**SELECTED PASSAGE**

------------------------

Trump Administration Live Updates: U.S. Charges Former Cuban President Raúl Castro With Murder
What We’re Covering Today
Cuba: The Justice Department indicted Raúl Castro, the former president and defense minister of Cuba, on murder and conspiracy charges in the deaths of four people in 1996. Mr. Castro was charged along with five others in the case. Read more ›
Cuba’s Response: The charges stem from the downing of two planes operated by a Cuban exile group that followed months of diplomatic wrangling. Cuba’s president, Miguel Díaz-Canel, said that his country had acted in self-defense after its airspace was repeatedly violated by “notorious terrorists.”
Pressuring Havana: The charges are an extraordinary escalation of the Trump administration’s pressure campaign against Cuba’s Communist government, and gets Secretary of State Marco Rubio closer to his long-held goal of transforming the country.
The indictment of Raúl Castro is an extraordinary escalation of the administration’s pressure on Cuba.

Alan FeuerFrances Robles and David C. Adams
Alan Feuer reported from New York, and Frances Robles and David C. Adams from Miami.
The Justice Department on Wednesday unsealed an indictment against Raúl Castro, the 94-year-old former president of Cuba, charging him with murder and a conspiracy to kill U.S. citizens stemming from the fatal downing 30 years ago of two planes.
The indictment, issued in Federal District Court in Miami, was an extraordinary escalation of the Trump administration’s multifaceted pressure campaign against Cuba’s Communist government. It also accused five others involved in the downing of the planes.
The charges, which were built on an earlier case first filed in 2003, brought to bear on Mr. Castro, the brother of Fidel Castro, the powers of the American criminal justice system at a moment of high tension with Cuba and saddled him with a maximum penalty of life in prison.
They also laid the grounds for potential action by the military to remove him from the country through a means similar to how U.S. Special Operations forces used an indictment against Nicolás Maduro, the former leader of Venezuela, to swoop into Caracas in a brazen operation in January and capture him.
The superseding indictment was secretly returned last month and was announced at a news conference in Miami by Acting Attorney General Todd Blanche and Jason A. Reding Quiñones, the U.S. attorney for the Southern District of Florida.

------------------------

**DATA**
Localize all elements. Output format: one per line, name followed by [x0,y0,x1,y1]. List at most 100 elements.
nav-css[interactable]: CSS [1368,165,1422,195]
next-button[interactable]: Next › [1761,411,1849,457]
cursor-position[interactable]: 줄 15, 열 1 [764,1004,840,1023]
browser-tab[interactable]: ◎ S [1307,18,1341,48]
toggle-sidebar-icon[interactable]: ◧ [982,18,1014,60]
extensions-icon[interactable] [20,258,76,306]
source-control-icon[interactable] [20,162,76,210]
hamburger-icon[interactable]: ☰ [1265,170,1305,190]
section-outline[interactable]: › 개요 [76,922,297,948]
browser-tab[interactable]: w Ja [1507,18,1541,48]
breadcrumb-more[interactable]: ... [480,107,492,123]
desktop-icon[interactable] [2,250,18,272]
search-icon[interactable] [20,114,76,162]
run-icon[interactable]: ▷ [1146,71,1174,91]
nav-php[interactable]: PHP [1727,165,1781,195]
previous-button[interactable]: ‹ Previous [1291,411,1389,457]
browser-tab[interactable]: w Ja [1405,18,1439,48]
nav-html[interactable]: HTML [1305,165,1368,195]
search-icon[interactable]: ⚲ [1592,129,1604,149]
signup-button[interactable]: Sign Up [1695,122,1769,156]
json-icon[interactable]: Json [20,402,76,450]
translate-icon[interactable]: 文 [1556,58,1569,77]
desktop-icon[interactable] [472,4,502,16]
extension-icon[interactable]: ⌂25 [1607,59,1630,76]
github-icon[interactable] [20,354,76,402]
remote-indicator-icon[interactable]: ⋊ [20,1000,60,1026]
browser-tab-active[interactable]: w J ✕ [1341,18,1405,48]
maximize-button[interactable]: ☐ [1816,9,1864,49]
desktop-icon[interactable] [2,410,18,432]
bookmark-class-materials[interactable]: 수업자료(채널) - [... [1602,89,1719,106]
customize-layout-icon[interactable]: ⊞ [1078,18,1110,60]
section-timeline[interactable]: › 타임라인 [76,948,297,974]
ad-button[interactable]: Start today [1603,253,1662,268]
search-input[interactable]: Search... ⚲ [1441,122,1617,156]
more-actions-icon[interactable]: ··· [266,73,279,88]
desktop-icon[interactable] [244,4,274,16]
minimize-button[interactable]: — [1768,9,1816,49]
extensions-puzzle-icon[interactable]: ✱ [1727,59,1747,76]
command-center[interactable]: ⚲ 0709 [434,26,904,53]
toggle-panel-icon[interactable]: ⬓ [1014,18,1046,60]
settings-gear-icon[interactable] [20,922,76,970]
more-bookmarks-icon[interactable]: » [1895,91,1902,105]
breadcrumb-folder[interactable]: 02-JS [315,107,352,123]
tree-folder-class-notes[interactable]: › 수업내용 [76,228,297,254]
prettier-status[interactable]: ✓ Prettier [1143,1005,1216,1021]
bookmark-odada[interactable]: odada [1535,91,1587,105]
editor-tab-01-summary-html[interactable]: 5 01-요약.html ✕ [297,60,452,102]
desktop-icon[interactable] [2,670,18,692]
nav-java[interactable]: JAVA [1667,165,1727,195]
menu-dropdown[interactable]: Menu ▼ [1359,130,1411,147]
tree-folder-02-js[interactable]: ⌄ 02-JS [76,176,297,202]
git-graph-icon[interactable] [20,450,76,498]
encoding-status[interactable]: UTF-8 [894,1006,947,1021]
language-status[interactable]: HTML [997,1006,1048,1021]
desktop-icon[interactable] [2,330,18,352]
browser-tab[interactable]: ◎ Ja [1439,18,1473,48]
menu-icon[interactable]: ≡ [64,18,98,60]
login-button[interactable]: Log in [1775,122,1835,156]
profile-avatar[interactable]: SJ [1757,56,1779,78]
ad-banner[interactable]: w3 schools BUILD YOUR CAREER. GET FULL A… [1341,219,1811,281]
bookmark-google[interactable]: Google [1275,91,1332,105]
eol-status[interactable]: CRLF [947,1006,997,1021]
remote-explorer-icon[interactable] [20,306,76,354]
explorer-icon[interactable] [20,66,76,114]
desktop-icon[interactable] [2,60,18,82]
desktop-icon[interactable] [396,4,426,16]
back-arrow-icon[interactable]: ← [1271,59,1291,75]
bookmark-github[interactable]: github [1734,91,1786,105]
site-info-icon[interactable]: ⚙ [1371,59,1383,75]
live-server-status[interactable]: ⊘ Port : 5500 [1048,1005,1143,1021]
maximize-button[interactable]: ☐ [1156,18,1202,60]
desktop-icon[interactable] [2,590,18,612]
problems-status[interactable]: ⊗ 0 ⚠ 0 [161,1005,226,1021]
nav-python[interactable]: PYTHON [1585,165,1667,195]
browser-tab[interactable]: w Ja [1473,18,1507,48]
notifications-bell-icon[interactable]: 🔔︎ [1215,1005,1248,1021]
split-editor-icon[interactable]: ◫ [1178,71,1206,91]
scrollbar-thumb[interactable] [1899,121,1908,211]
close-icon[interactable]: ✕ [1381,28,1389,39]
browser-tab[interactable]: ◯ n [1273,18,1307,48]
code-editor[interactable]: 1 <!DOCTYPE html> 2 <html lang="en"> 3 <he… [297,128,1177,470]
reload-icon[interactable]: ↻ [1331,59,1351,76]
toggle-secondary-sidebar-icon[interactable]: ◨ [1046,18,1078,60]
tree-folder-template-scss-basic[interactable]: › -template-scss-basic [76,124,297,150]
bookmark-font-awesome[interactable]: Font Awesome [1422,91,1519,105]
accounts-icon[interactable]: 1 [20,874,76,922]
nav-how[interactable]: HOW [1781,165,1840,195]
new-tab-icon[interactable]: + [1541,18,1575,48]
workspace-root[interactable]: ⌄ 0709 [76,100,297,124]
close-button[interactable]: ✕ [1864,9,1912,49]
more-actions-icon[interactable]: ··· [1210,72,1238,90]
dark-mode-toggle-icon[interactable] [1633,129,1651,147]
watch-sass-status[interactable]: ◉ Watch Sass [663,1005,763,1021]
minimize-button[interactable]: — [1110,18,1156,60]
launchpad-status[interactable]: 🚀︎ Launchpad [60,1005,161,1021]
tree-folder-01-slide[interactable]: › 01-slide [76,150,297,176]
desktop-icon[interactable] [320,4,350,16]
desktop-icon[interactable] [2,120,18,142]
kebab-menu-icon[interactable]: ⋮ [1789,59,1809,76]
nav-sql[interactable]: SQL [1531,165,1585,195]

------------------------

**WHAT IS ASKED**
According to the news article on the Raúl Castro indictment, what is the maximum penalty the charges carry for him? The records have no connection to the text.

**TASK OUTPUT**
Life in prison.